What is being asked
Omit all images, then return the remaining material exactly as it stands.

Record extracts
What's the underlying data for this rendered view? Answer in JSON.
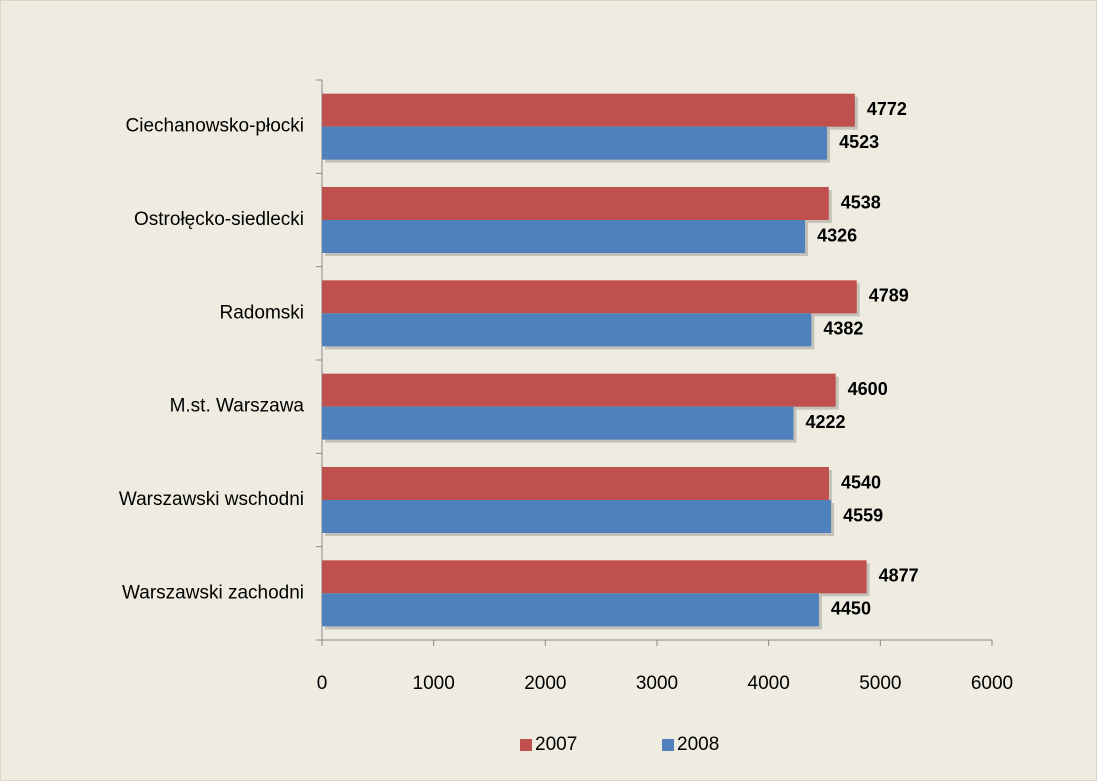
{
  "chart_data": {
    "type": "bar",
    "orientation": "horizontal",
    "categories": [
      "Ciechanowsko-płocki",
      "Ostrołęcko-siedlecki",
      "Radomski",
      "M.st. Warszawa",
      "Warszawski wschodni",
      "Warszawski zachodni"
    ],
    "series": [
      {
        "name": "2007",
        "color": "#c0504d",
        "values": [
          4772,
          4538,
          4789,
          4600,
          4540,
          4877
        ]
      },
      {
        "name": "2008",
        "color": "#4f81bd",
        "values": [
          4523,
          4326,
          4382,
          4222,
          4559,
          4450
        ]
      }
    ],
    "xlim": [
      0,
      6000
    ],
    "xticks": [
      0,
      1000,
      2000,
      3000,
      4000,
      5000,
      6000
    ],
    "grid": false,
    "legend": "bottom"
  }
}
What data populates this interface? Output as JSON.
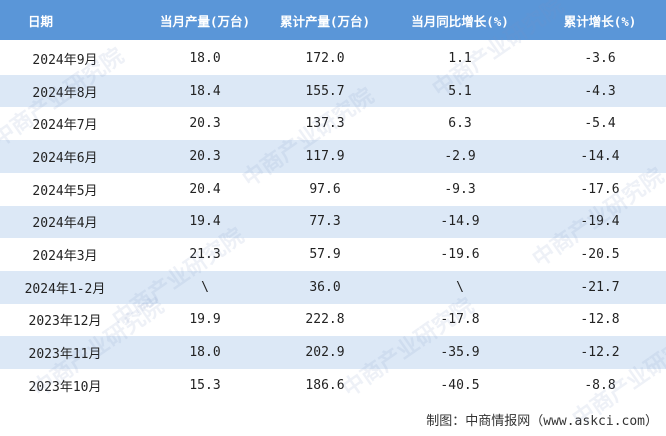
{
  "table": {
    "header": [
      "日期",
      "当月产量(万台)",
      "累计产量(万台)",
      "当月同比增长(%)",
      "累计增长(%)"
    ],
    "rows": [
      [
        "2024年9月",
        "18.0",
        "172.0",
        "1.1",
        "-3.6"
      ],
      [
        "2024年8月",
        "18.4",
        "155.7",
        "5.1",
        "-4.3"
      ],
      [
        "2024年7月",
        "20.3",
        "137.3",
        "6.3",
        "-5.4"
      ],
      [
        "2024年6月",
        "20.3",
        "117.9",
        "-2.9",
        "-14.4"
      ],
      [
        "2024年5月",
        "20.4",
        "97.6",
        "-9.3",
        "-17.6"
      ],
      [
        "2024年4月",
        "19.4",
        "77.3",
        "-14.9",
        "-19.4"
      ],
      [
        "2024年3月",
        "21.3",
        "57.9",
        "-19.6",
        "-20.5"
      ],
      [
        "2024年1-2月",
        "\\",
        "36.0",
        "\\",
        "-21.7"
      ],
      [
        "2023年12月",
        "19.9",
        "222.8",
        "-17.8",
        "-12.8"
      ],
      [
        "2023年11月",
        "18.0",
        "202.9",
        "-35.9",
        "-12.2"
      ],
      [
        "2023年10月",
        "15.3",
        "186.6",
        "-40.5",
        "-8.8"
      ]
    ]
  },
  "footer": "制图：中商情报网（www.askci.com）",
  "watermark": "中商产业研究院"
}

Solution to this task
What's the underlying data for this rendered view? Answer in JSON.
{
  "chart_data": {
    "type": "bar",
    "orientation": "horizontal",
    "categories": [
      "Ciechanowsko-płocki",
      "Ostrołęcko-siedlecki",
      "Radomski",
      "M.st. Warszawa",
      "Warszawski wschodni",
      "Warszawski zachodni"
    ],
    "series": [
      {
        "name": "2007",
        "color": "#c0504d",
        "values": [
          4772,
          4538,
          4789,
          4600,
          4540,
          4877
        ]
      },
      {
        "name": "2008",
        "color": "#4f81bd",
        "values": [
          4523,
          4326,
          4382,
          4222,
          4559,
          4450
        ]
      }
    ],
    "xlim": [
      0,
      6000
    ],
    "xticks": [
      0,
      1000,
      2000,
      3000,
      4000,
      5000,
      6000
    ],
    "grid": false,
    "legend": "bottom"
  }
}
What data populates this interface? Output as JSON.
{
  "table": {
    "header": [
      "日期",
      "当月产量(万台)",
      "累计产量(万台)",
      "当月同比增长(%)",
      "累计增长(%)"
    ],
    "rows": [
      [
        "2024年9月",
        "18.0",
        "172.0",
        "1.1",
        "-3.6"
      ],
      [
        "2024年8月",
        "18.4",
        "155.7",
        "5.1",
        "-4.3"
      ],
      [
        "2024年7月",
        "20.3",
        "137.3",
        "6.3",
        "-5.4"
      ],
      [
        "2024年6月",
        "20.3",
        "117.9",
        "-2.9",
        "-14.4"
      ],
      [
        "2024年5月",
        "20.4",
        "97.6",
        "-9.3",
        "-17.6"
      ],
      [
        "2024年4月",
        "19.4",
        "77.3",
        "-14.9",
        "-19.4"
      ],
      [
        "2024年3月",
        "21.3",
        "57.9",
        "-19.6",
        "-20.5"
      ],
      [
        "2024年1-2月",
        "\\",
        "36.0",
        "\\",
        "-21.7"
      ],
      [
        "2023年12月",
        "19.9",
        "222.8",
        "-17.8",
        "-12.8"
      ],
      [
        "2023年11月",
        "18.0",
        "202.9",
        "-35.9",
        "-12.2"
      ],
      [
        "2023年10月",
        "15.3",
        "186.6",
        "-40.5",
        "-8.8"
      ]
    ]
  },
  "footer": "制图：中商情报网（www.askci.com）",
  "watermark": "中商产业研究院"
}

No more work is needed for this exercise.